Work instructions ▸ Count lines with "base" in them. Report only the total.

[begin Data for the task]

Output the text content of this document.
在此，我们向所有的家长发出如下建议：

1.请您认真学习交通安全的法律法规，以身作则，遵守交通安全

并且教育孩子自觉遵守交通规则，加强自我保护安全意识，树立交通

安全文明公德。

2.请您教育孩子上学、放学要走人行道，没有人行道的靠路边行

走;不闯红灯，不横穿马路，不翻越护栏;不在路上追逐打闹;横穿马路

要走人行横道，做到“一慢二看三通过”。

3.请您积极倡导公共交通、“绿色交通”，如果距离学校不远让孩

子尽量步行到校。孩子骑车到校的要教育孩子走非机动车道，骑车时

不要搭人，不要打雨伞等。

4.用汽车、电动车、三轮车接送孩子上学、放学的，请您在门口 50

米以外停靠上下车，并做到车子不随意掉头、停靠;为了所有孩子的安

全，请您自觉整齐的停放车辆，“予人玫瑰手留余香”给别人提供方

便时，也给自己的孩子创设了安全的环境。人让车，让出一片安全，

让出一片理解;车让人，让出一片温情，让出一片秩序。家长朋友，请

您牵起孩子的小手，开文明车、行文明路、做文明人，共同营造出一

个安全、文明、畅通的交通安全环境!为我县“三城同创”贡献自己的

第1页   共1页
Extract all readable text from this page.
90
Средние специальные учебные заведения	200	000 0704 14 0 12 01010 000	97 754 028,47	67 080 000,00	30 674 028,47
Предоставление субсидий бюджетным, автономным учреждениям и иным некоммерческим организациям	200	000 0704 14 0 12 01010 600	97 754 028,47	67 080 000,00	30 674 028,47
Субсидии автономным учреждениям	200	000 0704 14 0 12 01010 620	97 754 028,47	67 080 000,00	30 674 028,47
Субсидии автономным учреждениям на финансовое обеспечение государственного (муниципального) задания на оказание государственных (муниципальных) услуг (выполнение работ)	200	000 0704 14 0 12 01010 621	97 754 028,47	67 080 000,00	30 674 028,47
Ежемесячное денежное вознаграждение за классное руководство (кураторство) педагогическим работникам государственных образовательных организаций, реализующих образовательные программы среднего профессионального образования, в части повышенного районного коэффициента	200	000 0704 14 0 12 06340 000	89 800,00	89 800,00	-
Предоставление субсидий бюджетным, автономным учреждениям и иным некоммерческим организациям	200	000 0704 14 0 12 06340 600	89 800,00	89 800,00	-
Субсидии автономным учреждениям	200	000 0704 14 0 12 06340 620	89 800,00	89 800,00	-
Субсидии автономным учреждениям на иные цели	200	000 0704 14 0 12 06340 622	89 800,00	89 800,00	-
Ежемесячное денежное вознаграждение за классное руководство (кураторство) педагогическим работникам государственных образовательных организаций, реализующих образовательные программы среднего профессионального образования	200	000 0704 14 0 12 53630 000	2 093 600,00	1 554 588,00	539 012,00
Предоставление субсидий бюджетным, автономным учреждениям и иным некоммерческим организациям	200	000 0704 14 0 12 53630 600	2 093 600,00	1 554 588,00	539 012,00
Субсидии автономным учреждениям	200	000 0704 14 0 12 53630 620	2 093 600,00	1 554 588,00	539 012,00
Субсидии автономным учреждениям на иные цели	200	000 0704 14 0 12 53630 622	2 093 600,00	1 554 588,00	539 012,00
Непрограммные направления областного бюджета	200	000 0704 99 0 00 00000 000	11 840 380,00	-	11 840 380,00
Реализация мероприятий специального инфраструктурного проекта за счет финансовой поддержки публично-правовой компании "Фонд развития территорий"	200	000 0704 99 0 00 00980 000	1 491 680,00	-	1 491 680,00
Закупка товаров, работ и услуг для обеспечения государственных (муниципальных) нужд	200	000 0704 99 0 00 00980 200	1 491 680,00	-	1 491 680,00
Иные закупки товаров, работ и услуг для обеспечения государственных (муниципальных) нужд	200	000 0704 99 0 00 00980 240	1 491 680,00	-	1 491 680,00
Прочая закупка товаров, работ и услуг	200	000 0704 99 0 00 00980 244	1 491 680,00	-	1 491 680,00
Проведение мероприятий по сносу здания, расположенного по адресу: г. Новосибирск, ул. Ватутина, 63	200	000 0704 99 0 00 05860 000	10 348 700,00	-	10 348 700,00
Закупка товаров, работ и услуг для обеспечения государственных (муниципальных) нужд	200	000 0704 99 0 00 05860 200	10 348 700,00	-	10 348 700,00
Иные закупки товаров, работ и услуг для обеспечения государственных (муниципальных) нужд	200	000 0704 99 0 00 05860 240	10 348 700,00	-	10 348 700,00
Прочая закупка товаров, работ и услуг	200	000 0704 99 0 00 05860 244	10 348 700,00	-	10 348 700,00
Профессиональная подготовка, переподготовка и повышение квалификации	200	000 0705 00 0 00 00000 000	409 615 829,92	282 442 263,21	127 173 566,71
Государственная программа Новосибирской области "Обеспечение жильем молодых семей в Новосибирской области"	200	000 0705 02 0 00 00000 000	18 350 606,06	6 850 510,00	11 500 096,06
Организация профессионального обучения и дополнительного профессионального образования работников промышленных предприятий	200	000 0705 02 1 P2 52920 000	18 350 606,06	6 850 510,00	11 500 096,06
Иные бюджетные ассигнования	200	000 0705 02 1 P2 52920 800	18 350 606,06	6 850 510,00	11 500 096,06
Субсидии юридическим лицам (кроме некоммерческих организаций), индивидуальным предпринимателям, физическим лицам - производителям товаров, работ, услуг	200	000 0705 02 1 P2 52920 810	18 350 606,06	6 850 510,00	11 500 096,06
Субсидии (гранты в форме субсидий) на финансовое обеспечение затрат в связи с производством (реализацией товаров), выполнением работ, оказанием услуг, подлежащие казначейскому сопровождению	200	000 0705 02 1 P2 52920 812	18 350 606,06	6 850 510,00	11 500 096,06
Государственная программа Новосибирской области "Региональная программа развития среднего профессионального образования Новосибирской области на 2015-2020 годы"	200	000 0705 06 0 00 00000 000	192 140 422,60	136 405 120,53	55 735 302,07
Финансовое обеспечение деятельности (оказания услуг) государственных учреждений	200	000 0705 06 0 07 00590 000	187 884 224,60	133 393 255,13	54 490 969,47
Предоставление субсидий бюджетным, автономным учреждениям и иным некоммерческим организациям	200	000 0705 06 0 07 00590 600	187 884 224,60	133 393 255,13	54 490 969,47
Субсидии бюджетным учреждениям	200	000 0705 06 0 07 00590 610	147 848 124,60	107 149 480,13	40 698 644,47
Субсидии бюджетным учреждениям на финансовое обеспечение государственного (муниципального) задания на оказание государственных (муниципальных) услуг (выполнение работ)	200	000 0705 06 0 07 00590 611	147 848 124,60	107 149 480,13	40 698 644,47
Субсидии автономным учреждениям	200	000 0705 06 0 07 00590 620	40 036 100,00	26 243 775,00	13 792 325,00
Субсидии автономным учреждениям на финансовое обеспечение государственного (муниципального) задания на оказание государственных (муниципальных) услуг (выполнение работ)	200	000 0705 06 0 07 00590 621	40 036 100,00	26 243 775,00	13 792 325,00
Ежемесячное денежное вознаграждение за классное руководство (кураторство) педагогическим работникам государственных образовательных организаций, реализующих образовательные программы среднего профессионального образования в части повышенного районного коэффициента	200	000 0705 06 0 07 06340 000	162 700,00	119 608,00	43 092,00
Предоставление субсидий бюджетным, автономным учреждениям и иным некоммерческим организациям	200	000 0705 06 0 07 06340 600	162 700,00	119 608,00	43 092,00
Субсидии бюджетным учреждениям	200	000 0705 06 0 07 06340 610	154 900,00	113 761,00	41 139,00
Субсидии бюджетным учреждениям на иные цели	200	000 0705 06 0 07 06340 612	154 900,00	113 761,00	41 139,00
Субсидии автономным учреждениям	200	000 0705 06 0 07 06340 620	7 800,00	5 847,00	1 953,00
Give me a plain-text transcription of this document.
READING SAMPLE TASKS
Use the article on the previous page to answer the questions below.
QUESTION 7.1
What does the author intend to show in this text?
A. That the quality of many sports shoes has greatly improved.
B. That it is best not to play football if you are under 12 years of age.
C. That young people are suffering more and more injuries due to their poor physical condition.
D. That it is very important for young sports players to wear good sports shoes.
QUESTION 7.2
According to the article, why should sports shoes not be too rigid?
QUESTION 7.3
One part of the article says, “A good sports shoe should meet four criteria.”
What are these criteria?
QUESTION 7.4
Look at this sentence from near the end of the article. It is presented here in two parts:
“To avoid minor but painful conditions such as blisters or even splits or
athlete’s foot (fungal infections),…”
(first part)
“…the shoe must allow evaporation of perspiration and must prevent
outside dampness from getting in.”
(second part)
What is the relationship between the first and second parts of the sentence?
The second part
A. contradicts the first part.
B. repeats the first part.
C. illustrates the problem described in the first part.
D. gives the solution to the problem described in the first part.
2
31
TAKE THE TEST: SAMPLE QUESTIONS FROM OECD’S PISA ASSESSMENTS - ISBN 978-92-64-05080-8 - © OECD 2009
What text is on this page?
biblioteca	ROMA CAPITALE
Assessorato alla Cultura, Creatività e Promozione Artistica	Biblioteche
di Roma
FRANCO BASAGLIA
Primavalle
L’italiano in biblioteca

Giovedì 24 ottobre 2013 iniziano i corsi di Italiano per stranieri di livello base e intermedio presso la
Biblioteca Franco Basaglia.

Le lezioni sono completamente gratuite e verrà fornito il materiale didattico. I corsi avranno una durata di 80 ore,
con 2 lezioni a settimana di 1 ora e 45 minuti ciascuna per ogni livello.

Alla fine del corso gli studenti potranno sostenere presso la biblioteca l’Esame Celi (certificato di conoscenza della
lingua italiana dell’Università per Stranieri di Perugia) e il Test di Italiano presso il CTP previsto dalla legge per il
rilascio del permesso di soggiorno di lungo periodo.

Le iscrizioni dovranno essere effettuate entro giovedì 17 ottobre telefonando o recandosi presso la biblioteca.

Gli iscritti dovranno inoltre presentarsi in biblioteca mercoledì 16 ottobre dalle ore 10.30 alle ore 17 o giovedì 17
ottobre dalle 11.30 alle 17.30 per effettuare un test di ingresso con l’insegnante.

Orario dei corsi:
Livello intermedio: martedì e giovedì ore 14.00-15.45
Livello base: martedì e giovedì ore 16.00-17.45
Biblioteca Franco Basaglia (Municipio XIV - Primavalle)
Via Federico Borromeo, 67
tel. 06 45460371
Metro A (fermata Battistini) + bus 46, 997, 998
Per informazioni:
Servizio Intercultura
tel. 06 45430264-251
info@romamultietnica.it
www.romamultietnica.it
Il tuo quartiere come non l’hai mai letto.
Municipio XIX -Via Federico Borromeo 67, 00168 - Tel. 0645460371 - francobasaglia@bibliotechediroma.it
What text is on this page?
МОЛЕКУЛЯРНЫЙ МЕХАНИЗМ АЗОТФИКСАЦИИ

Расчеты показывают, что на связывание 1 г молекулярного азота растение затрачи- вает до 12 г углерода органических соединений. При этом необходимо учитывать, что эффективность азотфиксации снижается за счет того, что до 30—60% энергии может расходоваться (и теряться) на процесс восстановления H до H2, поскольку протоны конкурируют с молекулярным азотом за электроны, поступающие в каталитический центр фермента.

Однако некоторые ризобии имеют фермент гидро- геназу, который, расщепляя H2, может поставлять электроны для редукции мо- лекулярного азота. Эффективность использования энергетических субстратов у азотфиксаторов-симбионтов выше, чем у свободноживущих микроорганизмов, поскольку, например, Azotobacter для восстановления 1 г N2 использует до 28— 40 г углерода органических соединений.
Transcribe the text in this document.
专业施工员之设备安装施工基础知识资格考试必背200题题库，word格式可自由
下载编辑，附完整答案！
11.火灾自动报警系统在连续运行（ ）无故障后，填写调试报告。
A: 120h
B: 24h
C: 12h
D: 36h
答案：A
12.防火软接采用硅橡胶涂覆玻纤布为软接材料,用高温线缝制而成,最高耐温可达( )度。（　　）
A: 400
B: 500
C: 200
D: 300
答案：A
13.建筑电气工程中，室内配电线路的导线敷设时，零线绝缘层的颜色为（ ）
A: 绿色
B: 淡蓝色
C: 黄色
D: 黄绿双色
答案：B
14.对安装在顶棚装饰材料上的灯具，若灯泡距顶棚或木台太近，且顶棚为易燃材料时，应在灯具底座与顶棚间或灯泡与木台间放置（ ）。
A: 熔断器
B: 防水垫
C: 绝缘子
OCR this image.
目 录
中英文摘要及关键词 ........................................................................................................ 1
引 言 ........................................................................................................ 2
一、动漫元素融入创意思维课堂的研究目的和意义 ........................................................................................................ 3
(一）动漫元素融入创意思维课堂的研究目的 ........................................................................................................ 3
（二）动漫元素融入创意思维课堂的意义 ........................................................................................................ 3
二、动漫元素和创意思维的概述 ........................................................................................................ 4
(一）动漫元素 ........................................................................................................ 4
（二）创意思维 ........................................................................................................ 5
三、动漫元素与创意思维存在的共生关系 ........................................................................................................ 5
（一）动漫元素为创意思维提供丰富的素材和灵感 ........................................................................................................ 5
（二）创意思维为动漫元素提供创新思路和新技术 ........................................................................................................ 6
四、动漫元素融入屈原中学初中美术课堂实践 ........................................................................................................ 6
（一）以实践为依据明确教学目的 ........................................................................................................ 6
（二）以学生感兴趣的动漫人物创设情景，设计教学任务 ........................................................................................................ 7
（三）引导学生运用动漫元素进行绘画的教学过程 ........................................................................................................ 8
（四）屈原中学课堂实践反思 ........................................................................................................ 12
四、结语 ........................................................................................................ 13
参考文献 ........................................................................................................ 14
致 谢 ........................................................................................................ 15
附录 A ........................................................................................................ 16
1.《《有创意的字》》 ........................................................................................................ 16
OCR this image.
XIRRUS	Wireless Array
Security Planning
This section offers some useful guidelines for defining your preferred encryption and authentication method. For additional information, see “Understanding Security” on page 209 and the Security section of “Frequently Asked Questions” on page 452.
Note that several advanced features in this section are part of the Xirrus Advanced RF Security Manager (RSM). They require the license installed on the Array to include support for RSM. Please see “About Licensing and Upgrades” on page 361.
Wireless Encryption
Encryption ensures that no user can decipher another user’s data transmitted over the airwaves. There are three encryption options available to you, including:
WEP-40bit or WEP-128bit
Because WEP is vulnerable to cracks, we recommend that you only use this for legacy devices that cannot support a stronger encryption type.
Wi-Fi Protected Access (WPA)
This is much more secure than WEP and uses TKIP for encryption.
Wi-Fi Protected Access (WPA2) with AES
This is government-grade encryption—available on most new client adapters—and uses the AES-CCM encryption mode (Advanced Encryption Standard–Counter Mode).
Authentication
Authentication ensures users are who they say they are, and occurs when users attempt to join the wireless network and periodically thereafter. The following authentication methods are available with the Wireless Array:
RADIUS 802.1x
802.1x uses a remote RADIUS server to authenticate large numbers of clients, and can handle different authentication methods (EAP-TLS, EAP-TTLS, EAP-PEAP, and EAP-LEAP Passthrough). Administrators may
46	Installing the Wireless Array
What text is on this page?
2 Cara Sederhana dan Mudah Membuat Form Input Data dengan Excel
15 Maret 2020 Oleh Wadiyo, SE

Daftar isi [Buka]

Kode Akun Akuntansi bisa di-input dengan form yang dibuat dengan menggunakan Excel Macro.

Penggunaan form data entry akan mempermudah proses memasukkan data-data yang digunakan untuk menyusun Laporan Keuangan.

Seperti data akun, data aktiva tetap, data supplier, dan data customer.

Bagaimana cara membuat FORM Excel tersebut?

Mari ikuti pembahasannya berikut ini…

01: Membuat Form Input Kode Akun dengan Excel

[end Data for the task]

Full solution ▸ 2